■ GIVEN RECORDS
------------------------

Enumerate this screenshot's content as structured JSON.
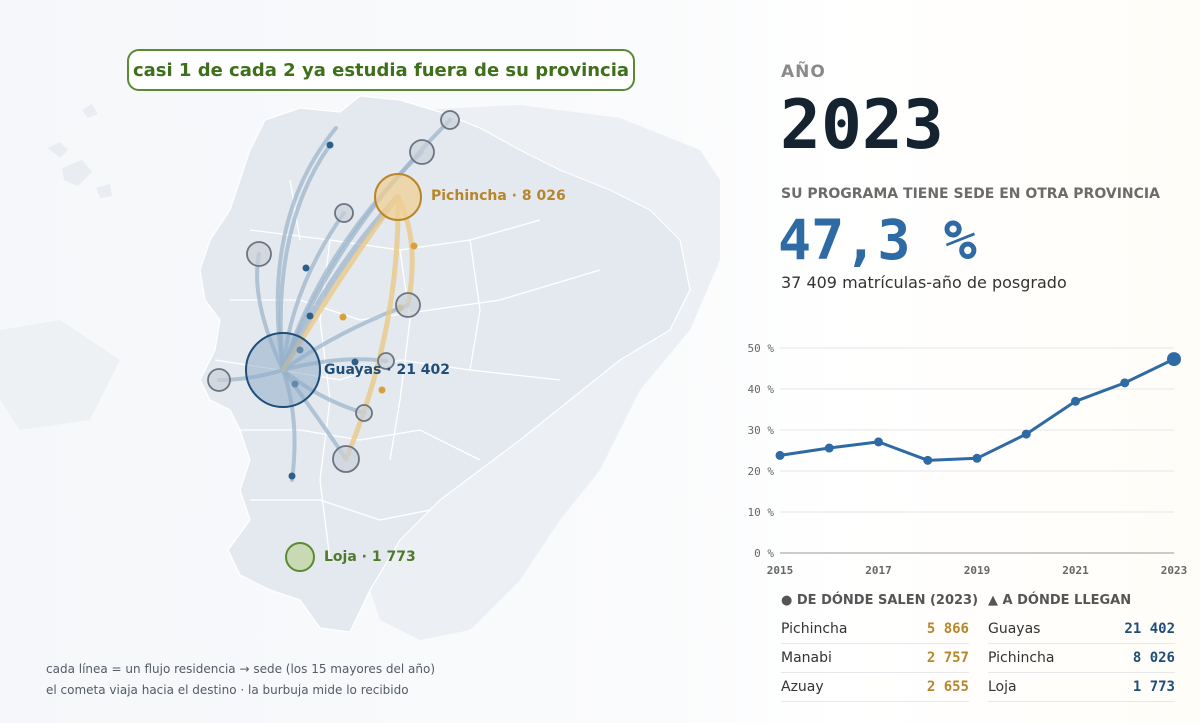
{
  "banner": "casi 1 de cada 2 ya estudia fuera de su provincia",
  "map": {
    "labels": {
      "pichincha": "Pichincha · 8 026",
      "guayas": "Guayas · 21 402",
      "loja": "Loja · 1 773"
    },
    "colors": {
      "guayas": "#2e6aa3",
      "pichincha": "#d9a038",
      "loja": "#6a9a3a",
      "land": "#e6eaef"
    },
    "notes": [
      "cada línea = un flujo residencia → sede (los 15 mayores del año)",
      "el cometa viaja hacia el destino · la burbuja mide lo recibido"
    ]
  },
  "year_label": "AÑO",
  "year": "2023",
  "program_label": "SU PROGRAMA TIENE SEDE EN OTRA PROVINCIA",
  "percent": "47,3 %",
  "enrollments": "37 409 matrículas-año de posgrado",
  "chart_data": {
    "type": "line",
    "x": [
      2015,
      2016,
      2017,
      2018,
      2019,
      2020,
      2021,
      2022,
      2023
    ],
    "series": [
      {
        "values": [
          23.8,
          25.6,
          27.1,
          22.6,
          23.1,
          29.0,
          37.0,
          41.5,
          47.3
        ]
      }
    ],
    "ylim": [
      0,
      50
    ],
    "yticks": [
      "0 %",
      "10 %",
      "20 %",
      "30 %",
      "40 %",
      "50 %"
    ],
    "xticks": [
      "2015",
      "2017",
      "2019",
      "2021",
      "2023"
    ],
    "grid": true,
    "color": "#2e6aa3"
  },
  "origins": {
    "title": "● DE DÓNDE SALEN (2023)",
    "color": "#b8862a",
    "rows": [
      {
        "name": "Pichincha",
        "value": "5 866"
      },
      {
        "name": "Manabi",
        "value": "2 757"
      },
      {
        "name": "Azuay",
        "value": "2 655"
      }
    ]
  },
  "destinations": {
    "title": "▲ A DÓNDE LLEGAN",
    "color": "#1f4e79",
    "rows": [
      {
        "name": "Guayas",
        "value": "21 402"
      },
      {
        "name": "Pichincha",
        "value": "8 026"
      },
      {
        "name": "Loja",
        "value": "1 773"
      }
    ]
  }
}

------------------------

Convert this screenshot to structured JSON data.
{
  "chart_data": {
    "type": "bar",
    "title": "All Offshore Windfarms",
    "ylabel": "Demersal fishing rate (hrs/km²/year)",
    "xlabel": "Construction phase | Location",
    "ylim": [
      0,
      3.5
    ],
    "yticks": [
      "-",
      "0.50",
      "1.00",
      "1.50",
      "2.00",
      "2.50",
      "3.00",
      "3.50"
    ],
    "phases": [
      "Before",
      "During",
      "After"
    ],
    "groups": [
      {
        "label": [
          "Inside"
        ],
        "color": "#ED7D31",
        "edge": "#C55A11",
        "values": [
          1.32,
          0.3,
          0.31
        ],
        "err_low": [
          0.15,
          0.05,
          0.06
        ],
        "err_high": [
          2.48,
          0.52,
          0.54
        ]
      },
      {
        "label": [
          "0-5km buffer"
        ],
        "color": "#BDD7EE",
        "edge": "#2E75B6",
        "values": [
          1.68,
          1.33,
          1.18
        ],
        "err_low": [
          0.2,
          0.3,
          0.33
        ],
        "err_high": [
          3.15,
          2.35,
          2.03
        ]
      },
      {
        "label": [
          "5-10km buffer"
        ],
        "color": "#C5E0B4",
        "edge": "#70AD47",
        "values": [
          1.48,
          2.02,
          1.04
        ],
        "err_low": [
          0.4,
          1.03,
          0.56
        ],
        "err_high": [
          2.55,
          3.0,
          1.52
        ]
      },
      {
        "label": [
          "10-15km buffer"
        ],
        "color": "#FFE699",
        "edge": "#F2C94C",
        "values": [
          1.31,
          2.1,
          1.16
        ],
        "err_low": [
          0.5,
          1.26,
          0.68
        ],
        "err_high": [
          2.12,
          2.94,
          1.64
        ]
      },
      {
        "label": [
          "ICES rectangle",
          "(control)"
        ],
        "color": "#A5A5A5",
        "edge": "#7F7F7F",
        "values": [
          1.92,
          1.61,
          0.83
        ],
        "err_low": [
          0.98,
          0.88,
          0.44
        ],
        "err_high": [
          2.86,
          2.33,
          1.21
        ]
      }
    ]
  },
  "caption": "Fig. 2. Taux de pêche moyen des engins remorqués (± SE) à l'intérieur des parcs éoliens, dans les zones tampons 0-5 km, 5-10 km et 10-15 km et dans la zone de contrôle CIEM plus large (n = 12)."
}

------------------------

■ WHAT YOU HAVE TO DO
Which lines include the word "screenshot"? Copy every one of them.

■ SOLUTION
Enumerate this screenshot's content as structured JSON.
Convert this screenshot to structured JSON data.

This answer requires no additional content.